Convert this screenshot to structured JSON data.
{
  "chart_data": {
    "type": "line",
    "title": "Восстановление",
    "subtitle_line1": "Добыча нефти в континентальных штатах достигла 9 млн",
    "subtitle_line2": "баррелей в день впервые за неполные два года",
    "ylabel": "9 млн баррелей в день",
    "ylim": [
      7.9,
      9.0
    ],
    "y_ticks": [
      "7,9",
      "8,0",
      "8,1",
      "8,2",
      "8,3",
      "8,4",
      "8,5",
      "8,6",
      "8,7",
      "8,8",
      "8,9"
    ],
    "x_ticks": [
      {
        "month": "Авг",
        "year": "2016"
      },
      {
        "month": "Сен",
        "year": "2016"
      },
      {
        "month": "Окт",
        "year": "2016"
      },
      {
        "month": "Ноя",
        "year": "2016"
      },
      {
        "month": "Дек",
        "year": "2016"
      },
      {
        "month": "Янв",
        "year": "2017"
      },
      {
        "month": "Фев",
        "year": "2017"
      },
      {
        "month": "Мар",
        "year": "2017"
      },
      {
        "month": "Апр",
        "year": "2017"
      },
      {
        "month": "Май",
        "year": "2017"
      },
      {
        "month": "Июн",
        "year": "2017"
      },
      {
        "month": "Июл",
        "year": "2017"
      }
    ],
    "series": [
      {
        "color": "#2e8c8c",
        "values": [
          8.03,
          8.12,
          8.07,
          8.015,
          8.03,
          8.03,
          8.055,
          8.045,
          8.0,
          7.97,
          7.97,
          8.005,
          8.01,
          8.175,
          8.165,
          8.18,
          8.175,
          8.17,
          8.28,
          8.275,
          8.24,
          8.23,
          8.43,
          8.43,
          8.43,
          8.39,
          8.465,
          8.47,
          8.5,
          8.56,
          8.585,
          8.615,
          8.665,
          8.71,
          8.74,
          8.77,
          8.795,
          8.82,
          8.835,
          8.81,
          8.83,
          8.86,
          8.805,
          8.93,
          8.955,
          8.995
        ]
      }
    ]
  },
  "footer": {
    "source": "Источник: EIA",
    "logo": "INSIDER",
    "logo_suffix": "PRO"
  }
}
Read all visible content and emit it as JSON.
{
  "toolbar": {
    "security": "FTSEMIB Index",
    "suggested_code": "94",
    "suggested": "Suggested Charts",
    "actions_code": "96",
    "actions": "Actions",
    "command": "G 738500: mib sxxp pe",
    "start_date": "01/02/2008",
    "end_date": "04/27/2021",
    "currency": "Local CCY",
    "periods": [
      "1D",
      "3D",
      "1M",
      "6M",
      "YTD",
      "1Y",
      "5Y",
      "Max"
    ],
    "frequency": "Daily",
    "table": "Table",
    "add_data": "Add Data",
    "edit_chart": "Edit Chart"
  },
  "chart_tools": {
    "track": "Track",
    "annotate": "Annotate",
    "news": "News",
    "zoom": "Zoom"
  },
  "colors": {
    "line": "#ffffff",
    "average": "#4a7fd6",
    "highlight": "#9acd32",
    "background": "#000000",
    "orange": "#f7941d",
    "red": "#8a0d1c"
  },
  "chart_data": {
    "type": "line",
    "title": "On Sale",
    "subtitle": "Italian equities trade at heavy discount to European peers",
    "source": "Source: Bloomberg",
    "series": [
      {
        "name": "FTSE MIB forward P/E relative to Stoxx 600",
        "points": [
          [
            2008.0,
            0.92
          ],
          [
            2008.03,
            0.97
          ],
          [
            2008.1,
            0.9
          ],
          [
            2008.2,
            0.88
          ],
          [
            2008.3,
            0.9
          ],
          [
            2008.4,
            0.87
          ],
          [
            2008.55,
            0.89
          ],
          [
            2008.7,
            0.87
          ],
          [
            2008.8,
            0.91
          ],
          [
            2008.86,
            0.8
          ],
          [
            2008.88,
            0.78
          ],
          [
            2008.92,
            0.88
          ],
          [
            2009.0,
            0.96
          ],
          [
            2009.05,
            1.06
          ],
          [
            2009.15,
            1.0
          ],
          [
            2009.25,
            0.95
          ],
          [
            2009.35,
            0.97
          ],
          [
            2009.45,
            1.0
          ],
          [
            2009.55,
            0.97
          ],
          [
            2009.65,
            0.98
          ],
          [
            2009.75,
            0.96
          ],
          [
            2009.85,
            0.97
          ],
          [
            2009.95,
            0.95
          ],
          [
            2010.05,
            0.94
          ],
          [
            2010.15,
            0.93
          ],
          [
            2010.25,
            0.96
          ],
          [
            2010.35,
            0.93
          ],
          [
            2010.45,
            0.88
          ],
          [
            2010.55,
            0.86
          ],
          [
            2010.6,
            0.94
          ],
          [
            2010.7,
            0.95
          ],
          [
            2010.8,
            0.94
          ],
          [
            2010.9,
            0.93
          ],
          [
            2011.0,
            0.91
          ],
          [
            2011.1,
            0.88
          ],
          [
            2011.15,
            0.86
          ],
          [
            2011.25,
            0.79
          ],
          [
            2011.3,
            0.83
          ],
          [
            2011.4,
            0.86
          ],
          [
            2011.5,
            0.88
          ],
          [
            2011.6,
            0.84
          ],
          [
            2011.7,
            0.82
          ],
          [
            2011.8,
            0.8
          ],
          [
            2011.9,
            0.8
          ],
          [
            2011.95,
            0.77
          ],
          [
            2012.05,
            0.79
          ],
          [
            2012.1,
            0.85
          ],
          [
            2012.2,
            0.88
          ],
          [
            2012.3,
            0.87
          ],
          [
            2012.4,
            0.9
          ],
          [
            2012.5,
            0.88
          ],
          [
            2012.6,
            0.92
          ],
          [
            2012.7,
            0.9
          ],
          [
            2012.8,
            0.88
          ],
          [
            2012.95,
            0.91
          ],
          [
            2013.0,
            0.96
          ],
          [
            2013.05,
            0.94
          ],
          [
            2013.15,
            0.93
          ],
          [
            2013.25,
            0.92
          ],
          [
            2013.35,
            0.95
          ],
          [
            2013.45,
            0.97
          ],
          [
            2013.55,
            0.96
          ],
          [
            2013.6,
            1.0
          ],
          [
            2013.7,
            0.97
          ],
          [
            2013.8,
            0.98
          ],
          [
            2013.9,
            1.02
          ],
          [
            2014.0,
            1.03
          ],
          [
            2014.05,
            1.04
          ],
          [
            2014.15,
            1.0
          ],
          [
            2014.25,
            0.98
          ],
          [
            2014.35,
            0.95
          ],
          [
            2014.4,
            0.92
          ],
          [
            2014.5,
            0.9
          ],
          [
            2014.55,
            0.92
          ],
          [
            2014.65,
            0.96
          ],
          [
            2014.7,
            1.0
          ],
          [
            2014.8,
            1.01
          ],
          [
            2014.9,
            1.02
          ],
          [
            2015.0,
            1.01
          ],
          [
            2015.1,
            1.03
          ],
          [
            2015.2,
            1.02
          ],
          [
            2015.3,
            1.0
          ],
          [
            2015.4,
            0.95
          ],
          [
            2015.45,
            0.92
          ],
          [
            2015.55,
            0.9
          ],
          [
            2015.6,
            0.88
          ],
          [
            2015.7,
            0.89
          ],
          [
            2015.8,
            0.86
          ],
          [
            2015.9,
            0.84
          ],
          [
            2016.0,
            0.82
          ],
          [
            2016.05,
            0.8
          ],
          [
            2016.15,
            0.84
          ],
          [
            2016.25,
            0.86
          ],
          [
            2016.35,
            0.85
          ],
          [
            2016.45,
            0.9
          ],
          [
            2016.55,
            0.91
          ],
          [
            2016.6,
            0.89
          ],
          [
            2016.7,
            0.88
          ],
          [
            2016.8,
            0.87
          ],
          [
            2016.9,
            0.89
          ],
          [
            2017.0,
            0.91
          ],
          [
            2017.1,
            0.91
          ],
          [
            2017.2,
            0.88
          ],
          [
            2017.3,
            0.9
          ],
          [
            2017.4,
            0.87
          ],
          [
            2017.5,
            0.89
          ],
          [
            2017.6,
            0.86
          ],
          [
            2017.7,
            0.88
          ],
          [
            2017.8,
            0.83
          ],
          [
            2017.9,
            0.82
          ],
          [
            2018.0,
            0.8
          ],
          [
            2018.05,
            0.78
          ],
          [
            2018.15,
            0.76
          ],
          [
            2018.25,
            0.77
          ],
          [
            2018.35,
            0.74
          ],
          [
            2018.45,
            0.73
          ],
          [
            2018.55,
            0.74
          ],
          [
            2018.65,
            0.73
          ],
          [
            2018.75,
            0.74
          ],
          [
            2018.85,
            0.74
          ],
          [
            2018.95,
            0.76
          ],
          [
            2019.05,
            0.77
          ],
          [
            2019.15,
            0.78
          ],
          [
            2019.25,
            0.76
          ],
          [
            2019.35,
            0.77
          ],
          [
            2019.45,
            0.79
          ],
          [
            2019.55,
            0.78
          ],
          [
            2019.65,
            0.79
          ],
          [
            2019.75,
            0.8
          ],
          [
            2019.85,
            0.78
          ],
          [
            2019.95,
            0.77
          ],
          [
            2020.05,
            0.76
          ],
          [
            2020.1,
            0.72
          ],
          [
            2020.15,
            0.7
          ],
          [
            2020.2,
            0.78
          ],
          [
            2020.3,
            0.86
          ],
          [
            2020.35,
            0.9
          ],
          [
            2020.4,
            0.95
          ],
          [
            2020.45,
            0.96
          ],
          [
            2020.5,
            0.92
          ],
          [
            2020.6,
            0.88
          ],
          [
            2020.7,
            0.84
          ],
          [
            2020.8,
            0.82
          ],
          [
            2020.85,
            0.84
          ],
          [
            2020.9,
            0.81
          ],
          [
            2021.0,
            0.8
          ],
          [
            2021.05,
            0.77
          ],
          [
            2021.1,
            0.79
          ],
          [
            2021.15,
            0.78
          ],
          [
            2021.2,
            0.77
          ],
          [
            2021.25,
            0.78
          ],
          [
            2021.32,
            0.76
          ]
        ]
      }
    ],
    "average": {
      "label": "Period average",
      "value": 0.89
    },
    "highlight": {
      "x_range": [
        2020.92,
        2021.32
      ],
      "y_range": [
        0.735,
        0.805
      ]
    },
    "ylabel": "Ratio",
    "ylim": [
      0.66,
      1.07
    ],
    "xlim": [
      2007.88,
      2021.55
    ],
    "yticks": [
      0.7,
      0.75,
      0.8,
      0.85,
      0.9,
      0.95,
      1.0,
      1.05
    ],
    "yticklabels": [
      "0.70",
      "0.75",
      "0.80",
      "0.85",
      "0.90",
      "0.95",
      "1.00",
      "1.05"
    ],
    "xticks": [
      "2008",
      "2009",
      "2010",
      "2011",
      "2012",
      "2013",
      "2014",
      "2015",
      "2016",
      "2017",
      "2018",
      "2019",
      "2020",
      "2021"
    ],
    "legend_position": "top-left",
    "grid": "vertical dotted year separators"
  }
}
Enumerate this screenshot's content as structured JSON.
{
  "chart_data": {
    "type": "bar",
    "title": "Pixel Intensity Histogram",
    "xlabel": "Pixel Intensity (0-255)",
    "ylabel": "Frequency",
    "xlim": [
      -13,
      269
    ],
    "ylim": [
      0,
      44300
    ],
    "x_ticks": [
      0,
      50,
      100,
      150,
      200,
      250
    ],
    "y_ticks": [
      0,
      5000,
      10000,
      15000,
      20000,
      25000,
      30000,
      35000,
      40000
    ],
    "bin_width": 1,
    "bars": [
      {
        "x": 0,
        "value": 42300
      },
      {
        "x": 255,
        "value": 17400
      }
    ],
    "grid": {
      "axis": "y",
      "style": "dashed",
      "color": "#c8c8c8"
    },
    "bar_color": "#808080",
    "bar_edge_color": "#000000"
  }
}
-----
[REQUIRED TASK]
Extract every line containing the string "Intensity" from the material.

[RESPONSE TO THIS TASK]
    "title": "Pixel Intensity Histogram",
    "xlabel": "Pixel Intensity (0-255)",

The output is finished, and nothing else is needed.